Pull out each line of the records holding the string "this".

[start]

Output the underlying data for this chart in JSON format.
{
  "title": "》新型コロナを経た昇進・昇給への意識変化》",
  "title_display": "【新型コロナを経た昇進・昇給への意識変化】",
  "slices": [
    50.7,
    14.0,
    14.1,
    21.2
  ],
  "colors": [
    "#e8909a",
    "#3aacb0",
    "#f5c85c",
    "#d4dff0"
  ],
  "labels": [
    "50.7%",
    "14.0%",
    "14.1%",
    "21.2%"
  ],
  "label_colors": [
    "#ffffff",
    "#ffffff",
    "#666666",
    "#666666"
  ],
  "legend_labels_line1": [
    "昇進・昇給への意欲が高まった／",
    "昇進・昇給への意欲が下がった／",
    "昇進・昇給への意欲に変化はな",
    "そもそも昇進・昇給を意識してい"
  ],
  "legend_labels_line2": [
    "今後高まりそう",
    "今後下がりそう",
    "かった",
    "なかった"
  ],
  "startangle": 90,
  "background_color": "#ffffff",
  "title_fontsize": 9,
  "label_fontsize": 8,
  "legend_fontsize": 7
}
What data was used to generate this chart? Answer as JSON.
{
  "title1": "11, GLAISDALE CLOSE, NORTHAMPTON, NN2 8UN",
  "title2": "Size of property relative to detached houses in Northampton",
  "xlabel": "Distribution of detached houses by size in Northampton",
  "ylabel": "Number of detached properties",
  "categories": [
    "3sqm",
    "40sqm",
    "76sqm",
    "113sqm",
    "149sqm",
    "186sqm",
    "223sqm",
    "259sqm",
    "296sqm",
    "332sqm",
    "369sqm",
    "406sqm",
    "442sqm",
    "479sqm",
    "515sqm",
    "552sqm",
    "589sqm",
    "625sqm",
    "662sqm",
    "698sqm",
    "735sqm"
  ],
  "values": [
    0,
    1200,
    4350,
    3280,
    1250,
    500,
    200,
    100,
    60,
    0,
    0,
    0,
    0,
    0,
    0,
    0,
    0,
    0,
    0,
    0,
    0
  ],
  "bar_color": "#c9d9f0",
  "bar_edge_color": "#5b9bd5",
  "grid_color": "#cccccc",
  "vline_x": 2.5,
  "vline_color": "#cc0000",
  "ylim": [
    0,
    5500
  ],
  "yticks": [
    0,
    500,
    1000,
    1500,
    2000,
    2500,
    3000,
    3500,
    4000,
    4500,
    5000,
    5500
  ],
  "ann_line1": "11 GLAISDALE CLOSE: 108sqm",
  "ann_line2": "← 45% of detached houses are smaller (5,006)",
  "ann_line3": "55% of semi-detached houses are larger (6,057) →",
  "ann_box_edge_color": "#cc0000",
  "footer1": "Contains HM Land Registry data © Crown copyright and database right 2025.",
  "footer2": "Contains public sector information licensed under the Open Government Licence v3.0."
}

[end]

* _RIGHT ANSWER_:
Output the underlying data for this chart in JSON format.
What data was used to generate this chart? Answer as JSON.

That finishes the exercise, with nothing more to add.